[Records drawn from a dataset]

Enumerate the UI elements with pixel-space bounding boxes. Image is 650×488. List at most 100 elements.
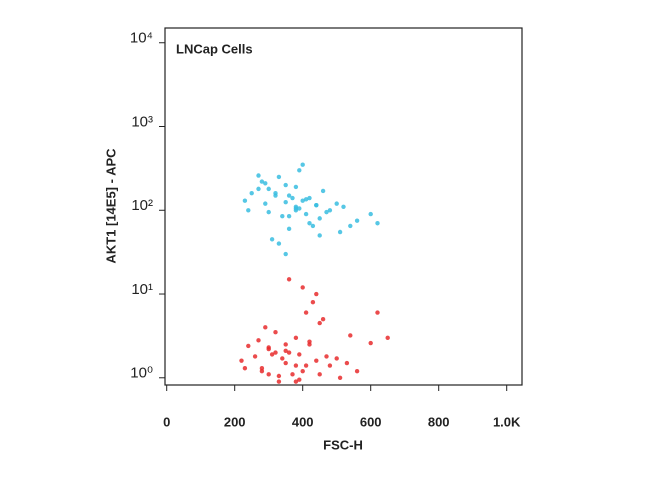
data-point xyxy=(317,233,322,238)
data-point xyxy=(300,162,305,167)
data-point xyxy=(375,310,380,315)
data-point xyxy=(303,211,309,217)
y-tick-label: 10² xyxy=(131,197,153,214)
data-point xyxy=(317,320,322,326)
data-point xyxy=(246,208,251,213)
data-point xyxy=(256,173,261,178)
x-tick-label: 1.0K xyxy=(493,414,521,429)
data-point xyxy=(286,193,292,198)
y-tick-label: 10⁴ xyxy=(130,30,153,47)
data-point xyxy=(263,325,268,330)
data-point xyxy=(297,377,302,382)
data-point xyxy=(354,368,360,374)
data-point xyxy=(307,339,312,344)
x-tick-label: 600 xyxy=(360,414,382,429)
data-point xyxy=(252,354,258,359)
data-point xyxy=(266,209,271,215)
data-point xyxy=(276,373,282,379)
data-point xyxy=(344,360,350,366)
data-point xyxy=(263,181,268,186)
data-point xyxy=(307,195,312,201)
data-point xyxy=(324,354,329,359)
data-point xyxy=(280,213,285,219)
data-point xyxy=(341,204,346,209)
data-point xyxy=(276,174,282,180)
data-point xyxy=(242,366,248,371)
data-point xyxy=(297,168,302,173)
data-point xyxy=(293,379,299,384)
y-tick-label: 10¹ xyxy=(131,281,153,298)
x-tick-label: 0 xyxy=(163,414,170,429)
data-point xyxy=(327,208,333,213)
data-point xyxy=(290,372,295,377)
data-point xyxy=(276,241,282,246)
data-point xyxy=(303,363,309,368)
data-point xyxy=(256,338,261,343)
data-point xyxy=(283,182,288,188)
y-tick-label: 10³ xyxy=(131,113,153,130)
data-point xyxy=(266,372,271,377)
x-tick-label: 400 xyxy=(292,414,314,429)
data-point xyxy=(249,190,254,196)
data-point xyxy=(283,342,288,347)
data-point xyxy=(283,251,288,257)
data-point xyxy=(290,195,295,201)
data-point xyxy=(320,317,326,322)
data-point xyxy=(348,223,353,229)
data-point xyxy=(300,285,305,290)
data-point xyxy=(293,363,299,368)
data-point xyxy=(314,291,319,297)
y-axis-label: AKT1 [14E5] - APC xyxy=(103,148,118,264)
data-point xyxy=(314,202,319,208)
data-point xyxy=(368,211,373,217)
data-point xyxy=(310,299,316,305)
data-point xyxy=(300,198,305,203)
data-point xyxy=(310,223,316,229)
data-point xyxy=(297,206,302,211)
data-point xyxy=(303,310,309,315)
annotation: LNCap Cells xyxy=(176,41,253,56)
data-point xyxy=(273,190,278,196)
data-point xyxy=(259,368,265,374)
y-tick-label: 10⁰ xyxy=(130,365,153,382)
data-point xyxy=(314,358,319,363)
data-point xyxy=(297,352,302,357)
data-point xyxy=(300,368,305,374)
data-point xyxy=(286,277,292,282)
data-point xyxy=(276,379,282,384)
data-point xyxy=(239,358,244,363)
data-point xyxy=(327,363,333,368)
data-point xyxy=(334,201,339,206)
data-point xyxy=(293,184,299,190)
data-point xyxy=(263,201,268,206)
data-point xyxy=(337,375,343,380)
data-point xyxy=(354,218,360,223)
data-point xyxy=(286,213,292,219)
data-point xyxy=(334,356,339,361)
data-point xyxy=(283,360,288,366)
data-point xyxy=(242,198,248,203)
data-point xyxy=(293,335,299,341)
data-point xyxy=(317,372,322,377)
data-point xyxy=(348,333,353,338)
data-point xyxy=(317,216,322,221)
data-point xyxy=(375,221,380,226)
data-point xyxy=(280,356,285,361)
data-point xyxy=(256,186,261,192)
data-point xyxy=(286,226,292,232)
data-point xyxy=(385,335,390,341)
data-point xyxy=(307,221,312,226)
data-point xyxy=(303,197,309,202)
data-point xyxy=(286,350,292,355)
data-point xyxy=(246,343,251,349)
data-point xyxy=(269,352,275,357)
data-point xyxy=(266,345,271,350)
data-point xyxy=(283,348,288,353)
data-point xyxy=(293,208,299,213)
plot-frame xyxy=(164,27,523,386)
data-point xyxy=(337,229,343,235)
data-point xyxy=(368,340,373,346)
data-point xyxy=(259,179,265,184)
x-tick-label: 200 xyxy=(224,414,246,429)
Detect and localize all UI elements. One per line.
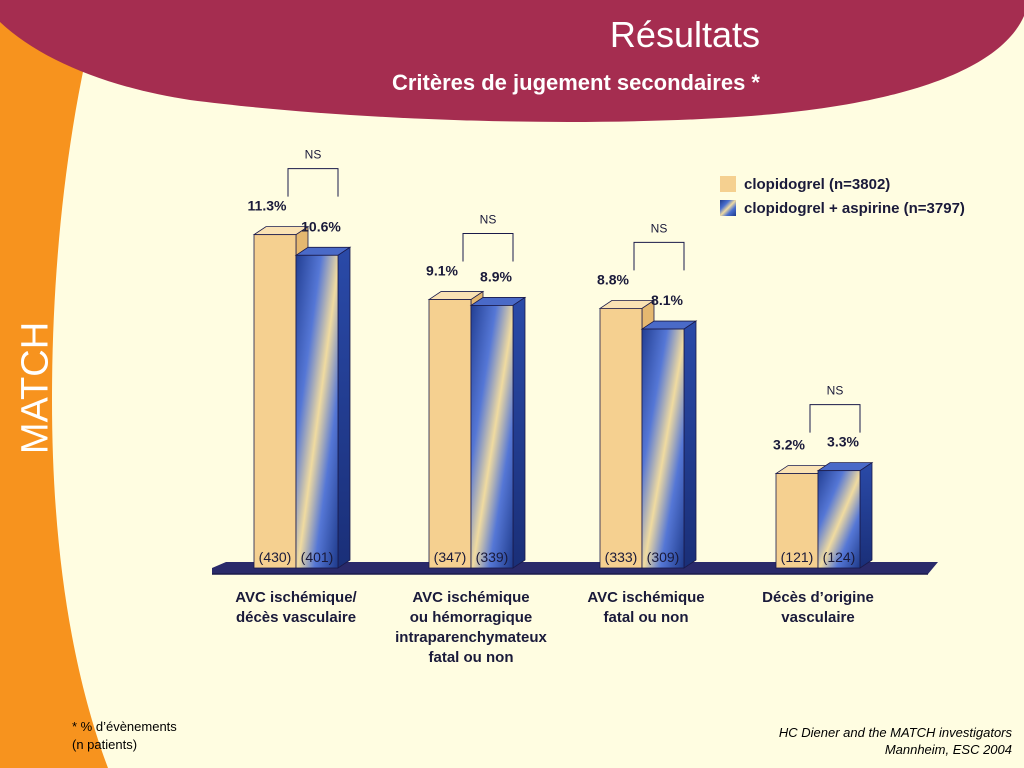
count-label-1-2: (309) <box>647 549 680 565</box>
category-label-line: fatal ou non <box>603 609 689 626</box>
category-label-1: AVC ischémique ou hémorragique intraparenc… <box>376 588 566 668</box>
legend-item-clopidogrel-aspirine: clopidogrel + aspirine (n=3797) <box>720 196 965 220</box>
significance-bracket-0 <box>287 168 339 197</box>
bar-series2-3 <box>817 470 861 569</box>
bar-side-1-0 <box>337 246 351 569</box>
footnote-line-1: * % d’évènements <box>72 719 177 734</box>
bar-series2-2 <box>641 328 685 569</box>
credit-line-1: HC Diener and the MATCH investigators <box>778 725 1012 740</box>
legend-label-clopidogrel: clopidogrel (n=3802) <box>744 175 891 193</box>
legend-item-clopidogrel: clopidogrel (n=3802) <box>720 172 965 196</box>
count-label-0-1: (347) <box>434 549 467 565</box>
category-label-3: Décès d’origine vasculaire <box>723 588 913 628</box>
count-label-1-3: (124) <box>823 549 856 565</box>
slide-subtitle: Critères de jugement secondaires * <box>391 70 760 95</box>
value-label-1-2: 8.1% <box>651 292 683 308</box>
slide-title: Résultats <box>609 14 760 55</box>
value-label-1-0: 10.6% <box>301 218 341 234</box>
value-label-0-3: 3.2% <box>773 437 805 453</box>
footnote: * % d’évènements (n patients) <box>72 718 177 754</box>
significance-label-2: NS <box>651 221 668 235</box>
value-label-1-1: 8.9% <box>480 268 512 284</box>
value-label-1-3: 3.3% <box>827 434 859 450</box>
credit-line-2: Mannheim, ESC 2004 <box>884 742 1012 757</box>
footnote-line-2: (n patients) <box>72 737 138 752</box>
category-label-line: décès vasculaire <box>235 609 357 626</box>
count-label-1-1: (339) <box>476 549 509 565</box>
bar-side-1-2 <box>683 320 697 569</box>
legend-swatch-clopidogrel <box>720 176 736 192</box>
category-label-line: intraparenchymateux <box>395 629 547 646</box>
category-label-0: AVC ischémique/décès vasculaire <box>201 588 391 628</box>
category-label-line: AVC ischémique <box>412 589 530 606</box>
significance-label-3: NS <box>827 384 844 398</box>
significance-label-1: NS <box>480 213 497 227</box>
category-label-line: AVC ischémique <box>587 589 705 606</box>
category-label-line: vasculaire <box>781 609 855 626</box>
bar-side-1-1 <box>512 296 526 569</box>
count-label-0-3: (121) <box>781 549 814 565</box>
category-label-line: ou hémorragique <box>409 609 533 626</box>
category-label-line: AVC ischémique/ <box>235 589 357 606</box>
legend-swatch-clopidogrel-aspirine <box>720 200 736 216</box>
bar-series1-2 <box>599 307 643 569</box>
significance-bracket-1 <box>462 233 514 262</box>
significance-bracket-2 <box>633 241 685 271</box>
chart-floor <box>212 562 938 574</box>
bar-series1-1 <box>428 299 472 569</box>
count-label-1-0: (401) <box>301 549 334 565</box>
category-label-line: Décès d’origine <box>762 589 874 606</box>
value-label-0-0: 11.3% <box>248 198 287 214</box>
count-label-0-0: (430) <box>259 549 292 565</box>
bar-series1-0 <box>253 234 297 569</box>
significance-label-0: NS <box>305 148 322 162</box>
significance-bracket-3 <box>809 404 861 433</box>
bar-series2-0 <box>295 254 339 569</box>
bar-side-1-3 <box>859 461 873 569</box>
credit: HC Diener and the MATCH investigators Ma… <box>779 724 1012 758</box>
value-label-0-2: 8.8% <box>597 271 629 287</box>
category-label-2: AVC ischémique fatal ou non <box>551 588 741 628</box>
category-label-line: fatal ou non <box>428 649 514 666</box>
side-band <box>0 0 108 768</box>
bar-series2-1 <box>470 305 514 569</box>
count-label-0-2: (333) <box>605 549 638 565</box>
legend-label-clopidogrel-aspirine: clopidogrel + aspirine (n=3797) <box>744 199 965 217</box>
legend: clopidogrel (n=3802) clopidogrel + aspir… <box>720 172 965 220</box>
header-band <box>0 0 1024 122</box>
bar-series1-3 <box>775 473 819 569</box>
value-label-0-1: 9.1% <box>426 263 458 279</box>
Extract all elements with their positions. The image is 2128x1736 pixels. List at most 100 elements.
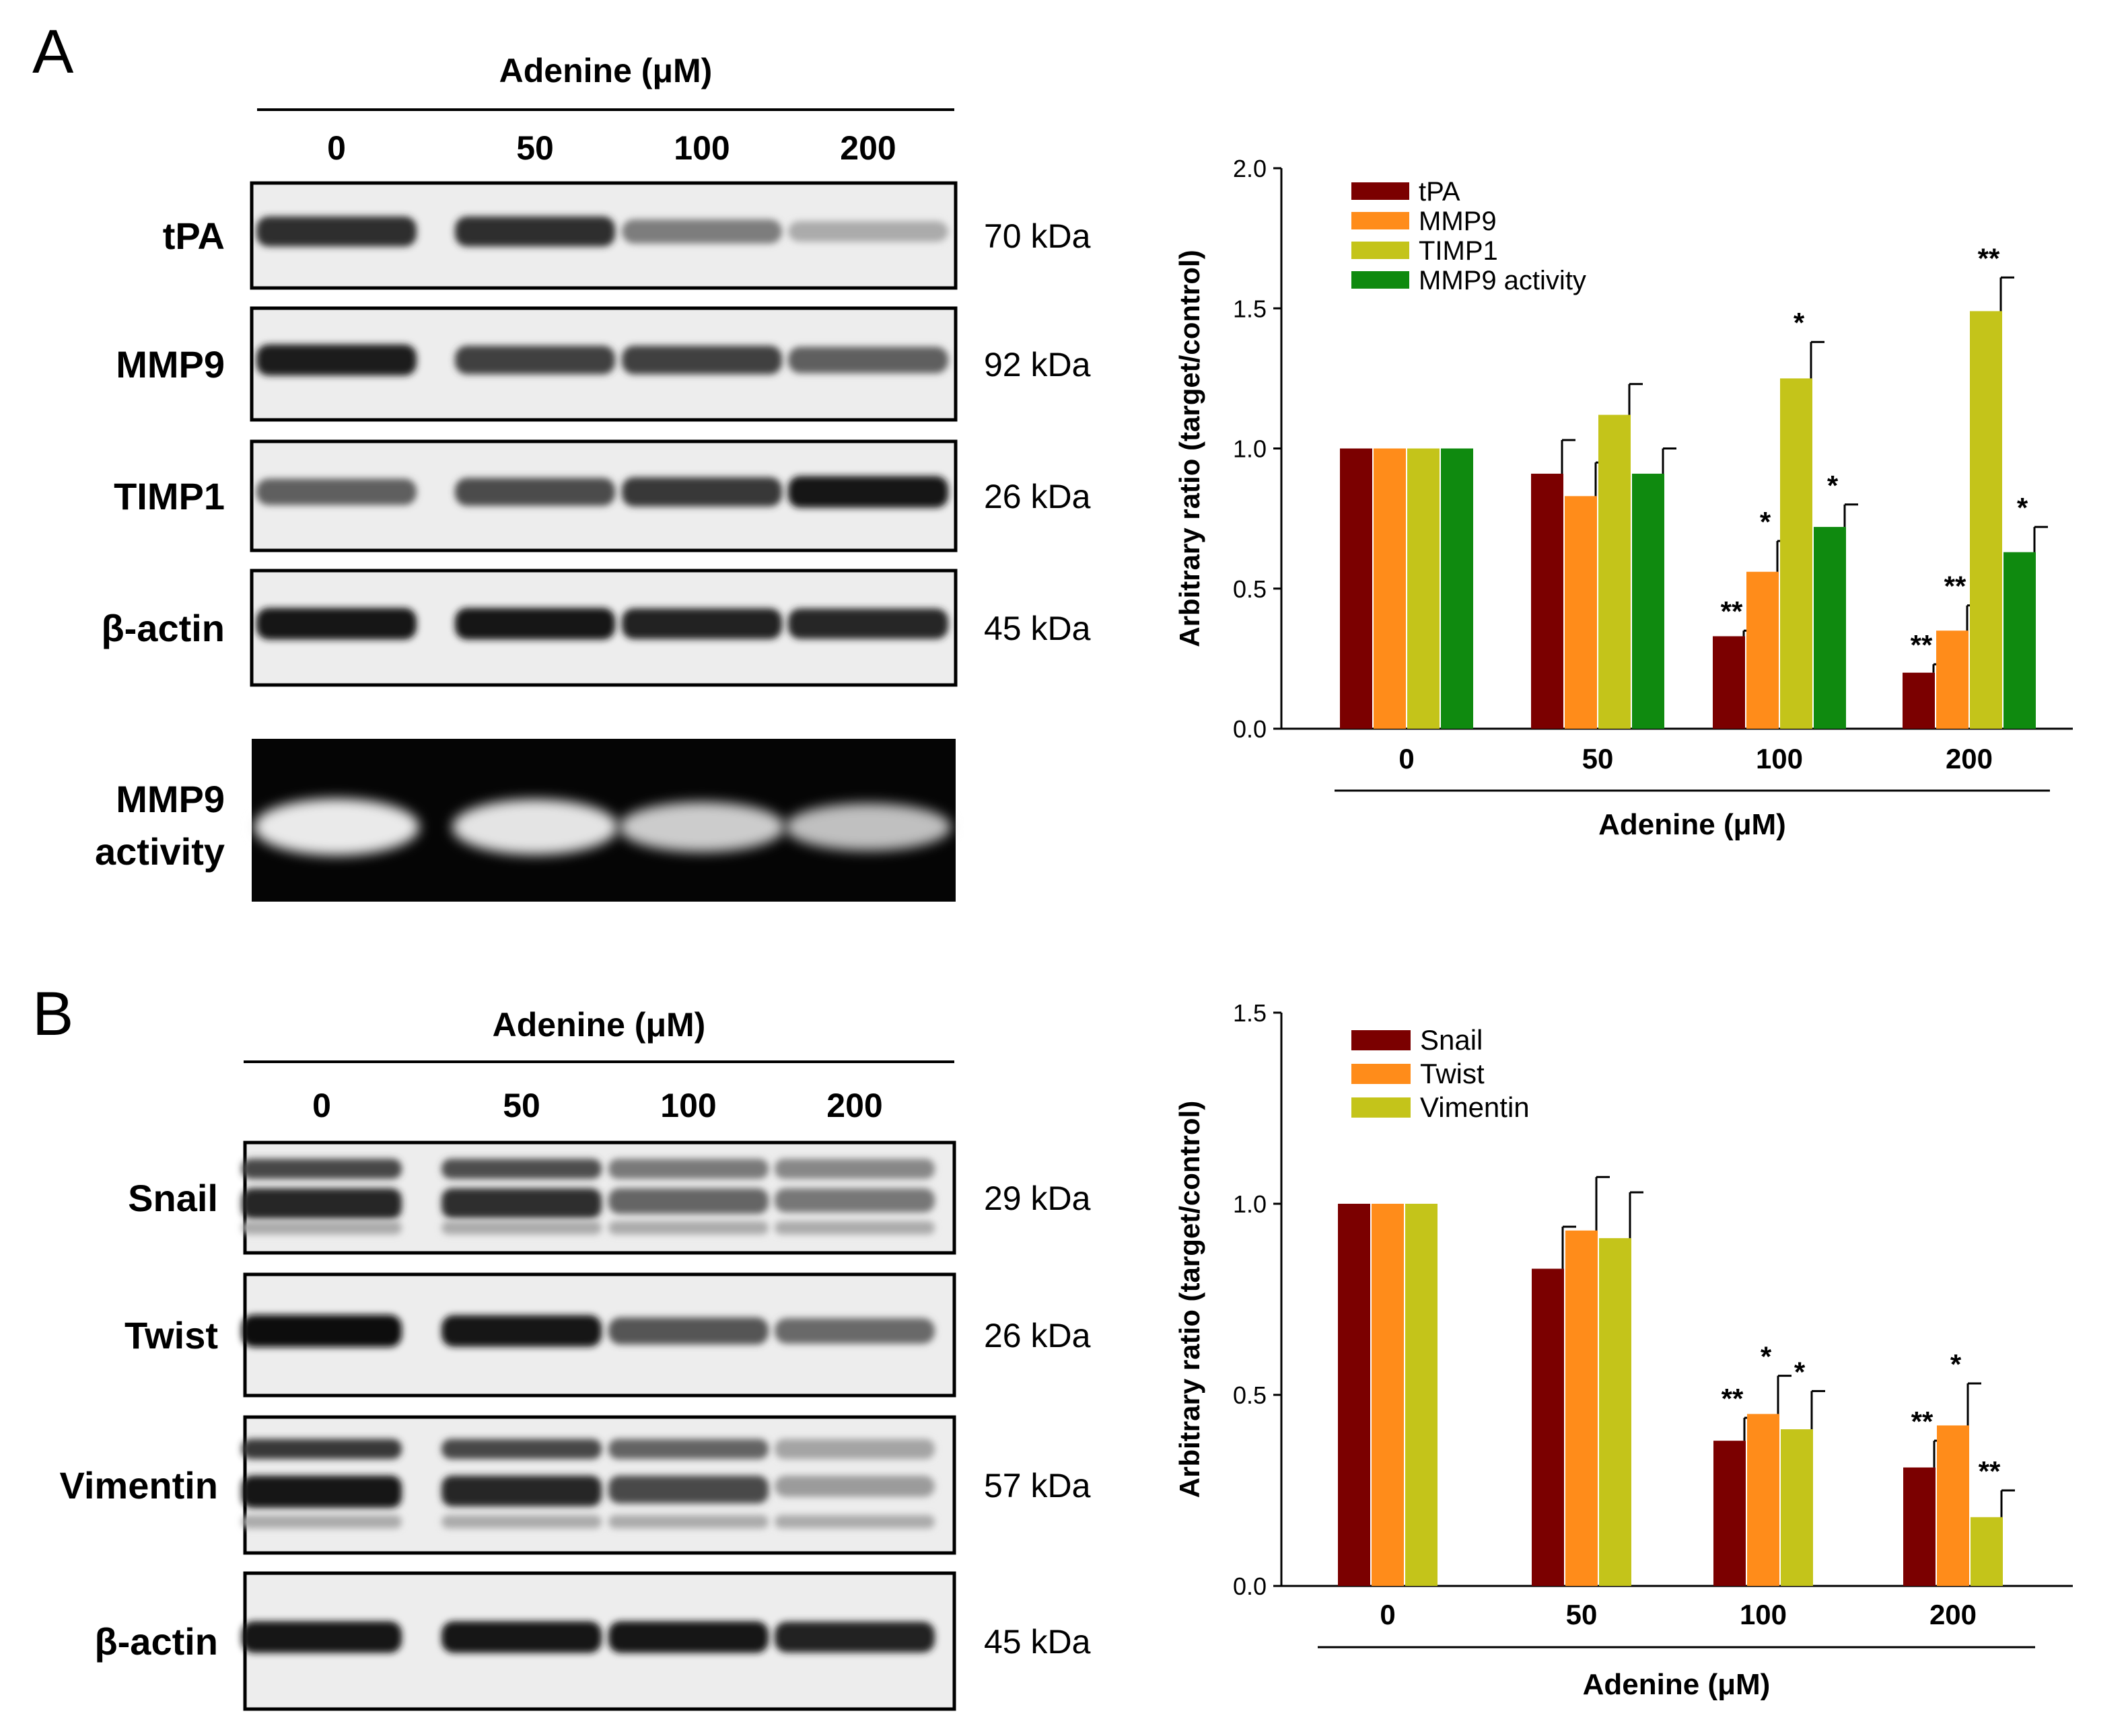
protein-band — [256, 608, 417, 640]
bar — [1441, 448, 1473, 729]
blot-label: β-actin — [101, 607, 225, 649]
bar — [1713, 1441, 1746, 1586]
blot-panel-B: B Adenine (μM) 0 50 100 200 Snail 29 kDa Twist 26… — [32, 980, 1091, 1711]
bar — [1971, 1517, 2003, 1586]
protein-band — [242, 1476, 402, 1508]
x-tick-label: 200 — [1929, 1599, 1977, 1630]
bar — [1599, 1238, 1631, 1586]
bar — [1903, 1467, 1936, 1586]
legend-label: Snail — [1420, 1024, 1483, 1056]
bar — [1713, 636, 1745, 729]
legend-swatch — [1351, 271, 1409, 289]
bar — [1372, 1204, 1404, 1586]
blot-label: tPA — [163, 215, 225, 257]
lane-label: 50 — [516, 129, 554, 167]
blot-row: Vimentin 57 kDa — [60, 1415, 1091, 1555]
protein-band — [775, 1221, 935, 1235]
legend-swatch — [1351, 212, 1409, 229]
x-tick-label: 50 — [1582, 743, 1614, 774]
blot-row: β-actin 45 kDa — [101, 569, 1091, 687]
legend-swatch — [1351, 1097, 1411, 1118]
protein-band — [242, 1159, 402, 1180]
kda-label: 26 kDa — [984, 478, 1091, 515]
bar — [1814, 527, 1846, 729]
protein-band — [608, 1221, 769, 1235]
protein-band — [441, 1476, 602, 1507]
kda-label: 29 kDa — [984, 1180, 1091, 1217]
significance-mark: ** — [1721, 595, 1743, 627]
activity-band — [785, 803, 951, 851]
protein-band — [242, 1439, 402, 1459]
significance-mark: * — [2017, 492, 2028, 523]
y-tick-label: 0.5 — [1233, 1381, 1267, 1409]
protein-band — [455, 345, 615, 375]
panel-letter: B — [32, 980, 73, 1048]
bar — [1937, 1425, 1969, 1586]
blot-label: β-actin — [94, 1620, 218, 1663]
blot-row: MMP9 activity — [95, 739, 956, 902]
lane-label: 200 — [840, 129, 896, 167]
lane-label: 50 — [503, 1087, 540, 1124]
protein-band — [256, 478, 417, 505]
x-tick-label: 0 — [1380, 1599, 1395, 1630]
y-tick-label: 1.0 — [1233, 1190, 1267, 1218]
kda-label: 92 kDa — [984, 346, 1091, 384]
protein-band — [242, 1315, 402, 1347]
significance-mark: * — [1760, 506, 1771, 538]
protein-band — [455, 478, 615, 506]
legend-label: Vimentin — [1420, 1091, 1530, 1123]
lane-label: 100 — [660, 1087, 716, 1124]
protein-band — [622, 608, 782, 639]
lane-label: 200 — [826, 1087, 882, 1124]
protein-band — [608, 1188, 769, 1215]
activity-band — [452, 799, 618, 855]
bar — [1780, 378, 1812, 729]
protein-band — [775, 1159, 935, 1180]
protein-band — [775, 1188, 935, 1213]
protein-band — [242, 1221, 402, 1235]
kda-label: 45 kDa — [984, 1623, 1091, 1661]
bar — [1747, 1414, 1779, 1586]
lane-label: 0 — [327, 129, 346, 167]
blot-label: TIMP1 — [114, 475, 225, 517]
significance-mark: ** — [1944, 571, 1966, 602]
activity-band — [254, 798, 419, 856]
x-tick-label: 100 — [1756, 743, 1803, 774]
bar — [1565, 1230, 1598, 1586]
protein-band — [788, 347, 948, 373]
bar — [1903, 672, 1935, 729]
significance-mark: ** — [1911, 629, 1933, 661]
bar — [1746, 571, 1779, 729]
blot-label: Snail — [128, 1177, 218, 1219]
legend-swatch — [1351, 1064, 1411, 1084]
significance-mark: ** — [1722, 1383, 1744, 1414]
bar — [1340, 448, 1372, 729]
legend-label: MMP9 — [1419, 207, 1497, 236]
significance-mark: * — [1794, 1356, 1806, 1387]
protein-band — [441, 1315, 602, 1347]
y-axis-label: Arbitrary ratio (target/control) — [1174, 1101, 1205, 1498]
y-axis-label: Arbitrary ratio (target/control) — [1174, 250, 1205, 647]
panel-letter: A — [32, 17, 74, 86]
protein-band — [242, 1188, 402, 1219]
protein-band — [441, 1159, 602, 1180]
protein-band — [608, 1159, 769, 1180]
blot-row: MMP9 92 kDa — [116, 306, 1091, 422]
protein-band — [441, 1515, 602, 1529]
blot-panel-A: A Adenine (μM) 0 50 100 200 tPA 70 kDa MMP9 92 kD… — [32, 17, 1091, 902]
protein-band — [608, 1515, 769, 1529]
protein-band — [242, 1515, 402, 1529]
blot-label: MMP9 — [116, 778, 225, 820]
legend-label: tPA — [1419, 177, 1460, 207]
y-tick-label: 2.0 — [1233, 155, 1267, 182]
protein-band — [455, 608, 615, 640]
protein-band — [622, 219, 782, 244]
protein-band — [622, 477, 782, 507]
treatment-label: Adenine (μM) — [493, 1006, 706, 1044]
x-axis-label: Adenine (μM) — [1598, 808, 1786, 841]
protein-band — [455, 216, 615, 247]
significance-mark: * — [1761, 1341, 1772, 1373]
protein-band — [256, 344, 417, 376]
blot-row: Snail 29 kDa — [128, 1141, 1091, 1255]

Exercise description
Look over the records above, and wherever a line contains the string "lane", copy that line.

Solved problem
lane-label: 50 — [516, 129, 554, 167]
lane-label: 200 — [840, 129, 896, 167]
lane-label: 50 — [503, 1087, 540, 1124]
lane-label: 100 — [660, 1087, 716, 1124]
lane-label: 200 — [826, 1087, 882, 1124]
lane-label: 0 — [327, 129, 346, 167]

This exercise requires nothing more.